Requirement | Each line below is to be repeated exactly; any picture is to be left out.

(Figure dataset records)
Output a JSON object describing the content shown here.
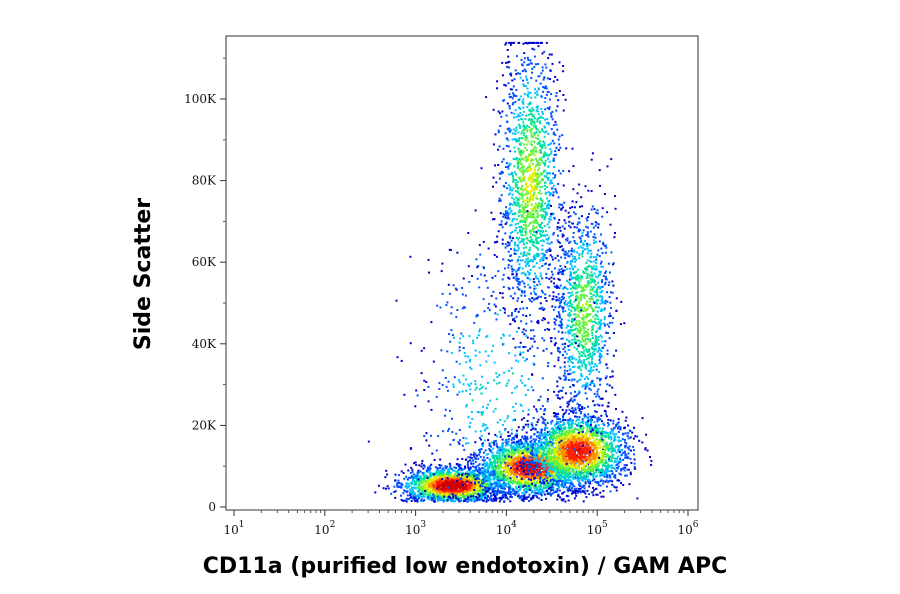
{
  "chart_data": {
    "type": "scatter",
    "subtype": "flow-cytometry density dot plot",
    "title": "",
    "xlabel": "CD11a (purified low endotoxin) / GAM APC",
    "ylabel": "Side Scatter",
    "x_scale": "log",
    "xlim": [
      10,
      1000000
    ],
    "x_ticks": [
      {
        "value": 10,
        "base": "10",
        "exp": "1"
      },
      {
        "value": 100,
        "base": "10",
        "exp": "2"
      },
      {
        "value": 1000,
        "base": "10",
        "exp": "3"
      },
      {
        "value": 10000,
        "base": "10",
        "exp": "4"
      },
      {
        "value": 100000,
        "base": "10",
        "exp": "5"
      },
      {
        "value": 1000000,
        "base": "10",
        "exp": "6"
      }
    ],
    "y_scale": "linear",
    "ylim": [
      0,
      115000
    ],
    "y_ticks": [
      {
        "value": 0,
        "label": "0"
      },
      {
        "value": 20000,
        "label": "20K"
      },
      {
        "value": 40000,
        "label": "40K"
      },
      {
        "value": 60000,
        "label": "60K"
      },
      {
        "value": 80000,
        "label": "80K"
      },
      {
        "value": 100000,
        "label": "100K"
      }
    ],
    "grid": false,
    "colormap": [
      "#0000c8",
      "#0050ff",
      "#00c0ff",
      "#00e0a0",
      "#60f040",
      "#e0f000",
      "#ff9000",
      "#ff2000",
      "#d00000"
    ],
    "populations": [
      {
        "x_center": 2500,
        "y_center": 5500,
        "density": "highest"
      },
      {
        "x_center": 18000,
        "y_center": 10000,
        "density": "high"
      },
      {
        "x_center": 60000,
        "y_center": 14000,
        "density": "high"
      },
      {
        "x_center": 18000,
        "y_center": 80000,
        "density": "medium"
      },
      {
        "x_center": 70000,
        "y_center": 48000,
        "density": "medium"
      }
    ]
  }
}
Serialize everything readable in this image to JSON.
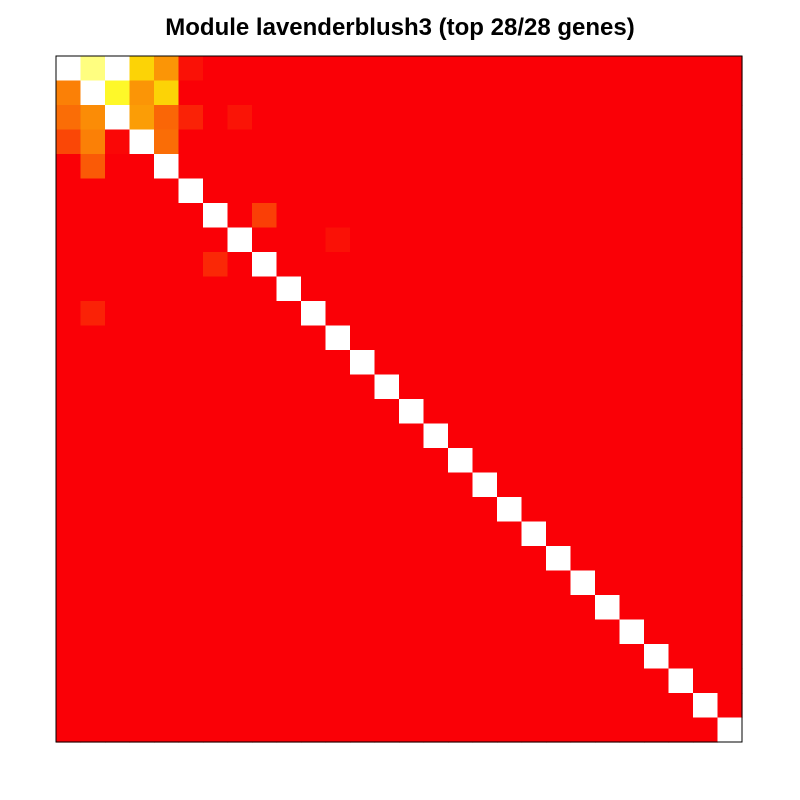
{
  "chart_data": {
    "type": "heatmap",
    "title": "Module lavenderblush3 (top 28/28 genes)",
    "n": 28,
    "colors": {
      "low": "#fa0006",
      "high": "#ffffff",
      "scale": [
        "#fa0006",
        "#fa2a06",
        "#fa5a06",
        "#fb8a06",
        "#fcc006",
        "#fdf006",
        "#fefe40",
        "#fffe90",
        "#ffffff"
      ]
    },
    "diagonal": 1.0,
    "baseline": 0.0,
    "cells": [
      {
        "row": 0,
        "col": 1,
        "value": 0.85
      },
      {
        "row": 0,
        "col": 2,
        "value": 1.0
      },
      {
        "row": 0,
        "col": 3,
        "value": 0.55
      },
      {
        "row": 0,
        "col": 4,
        "value": 0.4
      },
      {
        "row": 0,
        "col": 5,
        "value": 0.05
      },
      {
        "row": 1,
        "col": 0,
        "value": 0.35
      },
      {
        "row": 1,
        "col": 2,
        "value": 0.7
      },
      {
        "row": 1,
        "col": 3,
        "value": 0.4
      },
      {
        "row": 1,
        "col": 4,
        "value": 0.55
      },
      {
        "row": 2,
        "col": 0,
        "value": 0.3
      },
      {
        "row": 2,
        "col": 1,
        "value": 0.38
      },
      {
        "row": 2,
        "col": 3,
        "value": 0.42
      },
      {
        "row": 2,
        "col": 4,
        "value": 0.28
      },
      {
        "row": 2,
        "col": 5,
        "value": 0.1
      },
      {
        "row": 2,
        "col": 7,
        "value": 0.06
      },
      {
        "row": 3,
        "col": 0,
        "value": 0.2
      },
      {
        "row": 3,
        "col": 1,
        "value": 0.35
      },
      {
        "row": 3,
        "col": 2,
        "value": 0.02
      },
      {
        "row": 3,
        "col": 4,
        "value": 0.3
      },
      {
        "row": 4,
        "col": 1,
        "value": 0.25
      },
      {
        "row": 6,
        "col": 8,
        "value": 0.18
      },
      {
        "row": 7,
        "col": 11,
        "value": 0.05
      },
      {
        "row": 8,
        "col": 6,
        "value": 0.12
      },
      {
        "row": 10,
        "col": 1,
        "value": 0.1
      }
    ]
  }
}
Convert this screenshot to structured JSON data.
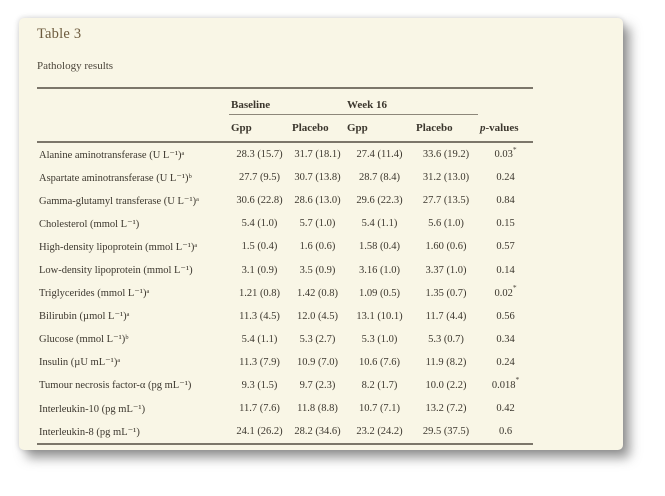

Result |
Output a JSON object describing the content shown here.
{
  "chart_data": {
    "type": "scatter",
    "subtype": "flow-cytometry density dot plot",
    "title": "",
    "xlabel": "CD11a (purified low endotoxin) / GAM APC",
    "ylabel": "Side Scatter",
    "x_scale": "log",
    "xlim": [
      10,
      1000000
    ],
    "x_ticks": [
      {
        "value": 10,
        "base": "10",
        "exp": "1"
      },
      {
        "value": 100,
        "base": "10",
        "exp": "2"
      },
      {
        "value": 1000,
        "base": "10",
        "exp": "3"
      },
      {
        "value": 10000,
        "base": "10",
        "exp": "4"
      },
      {
        "value": 100000,
        "base": "10",
        "exp": "5"
      },
      {
        "value": 1000000,
        "base": "10",
        "exp": "6"
      }
    ],
    "y_scale": "linear",
    "ylim": [
      0,
      115000
    ],
    "y_ticks": [
      {
        "value": 0,
        "label": "0"
      },
      {
        "value": 20000,
        "label": "20K"
      },
      {
        "value": 40000,
        "label": "40K"
      },
      {
        "value": 60000,
        "label": "60K"
      },
      {
        "value": 80000,
        "label": "80K"
      },
      {
        "value": 100000,
        "label": "100K"
      }
    ],
    "grid": false,
    "colormap": [
      "#0000c8",
      "#0050ff",
      "#00c0ff",
      "#00e0a0",
      "#60f040",
      "#e0f000",
      "#ff9000",
      "#ff2000",
      "#d00000"
    ],
    "populations": [
      {
        "x_center": 2500,
        "y_center": 5500,
        "density": "highest"
      },
      {
        "x_center": 18000,
        "y_center": 10000,
        "density": "high"
      },
      {
        "x_center": 60000,
        "y_center": 14000,
        "density": "high"
      },
      {
        "x_center": 18000,
        "y_center": 80000,
        "density": "medium"
      },
      {
        "x_center": 70000,
        "y_center": 48000,
        "density": "medium"
      }
    ]
  }
}
Serialize everything readable in this image to JSON.
{
  "chart_data": {
    "type": "heatmap",
    "title": "Module lavenderblush3 (top 28/28 genes)",
    "n": 28,
    "colors": {
      "low": "#fa0006",
      "high": "#ffffff",
      "scale": [
        "#fa0006",
        "#fa2a06",
        "#fa5a06",
        "#fb8a06",
        "#fcc006",
        "#fdf006",
        "#fefe40",
        "#fffe90",
        "#ffffff"
      ]
    },
    "diagonal": 1.0,
    "baseline": 0.0,
    "cells": [
      {
        "row": 0,
        "col": 1,
        "value": 0.85
      },
      {
        "row": 0,
        "col": 2,
        "value": 1.0
      },
      {
        "row": 0,
        "col": 3,
        "value": 0.55
      },
      {
        "row": 0,
        "col": 4,
        "value": 0.4
      },
      {
        "row": 0,
        "col": 5,
        "value": 0.05
      },
      {
        "row": 1,
        "col": 0,
        "value": 0.35
      },
      {
        "row": 1,
        "col": 2,
        "value": 0.7
      },
      {
        "row": 1,
        "col": 3,
        "value": 0.4
      },
      {
        "row": 1,
        "col": 4,
        "value": 0.55
      },
      {
        "row": 2,
        "col": 0,
        "value": 0.3
      },
      {
        "row": 2,
        "col": 1,
        "value": 0.38
      },
      {
        "row": 2,
        "col": 3,
        "value": 0.42
      },
      {
        "row": 2,
        "col": 4,
        "value": 0.28
      },
      {
        "row": 2,
        "col": 5,
        "value": 0.1
      },
      {
        "row": 2,
        "col": 7,
        "value": 0.06
      },
      {
        "row": 3,
        "col": 0,
        "value": 0.2
      },
      {
        "row": 3,
        "col": 1,
        "value": 0.35
      },
      {
        "row": 3,
        "col": 2,
        "value": 0.02
      },
      {
        "row": 3,
        "col": 4,
        "value": 0.3
      },
      {
        "row": 4,
        "col": 1,
        "value": 0.25
      },
      {
        "row": 6,
        "col": 8,
        "value": 0.18
      },
      {
        "row": 7,
        "col": 11,
        "value": 0.05
      },
      {
        "row": 8,
        "col": 6,
        "value": 0.12
      },
      {
        "row": 10,
        "col": 1,
        "value": 0.1
      }
    ]
  }
}
Convert this screenshot to structured JSON data.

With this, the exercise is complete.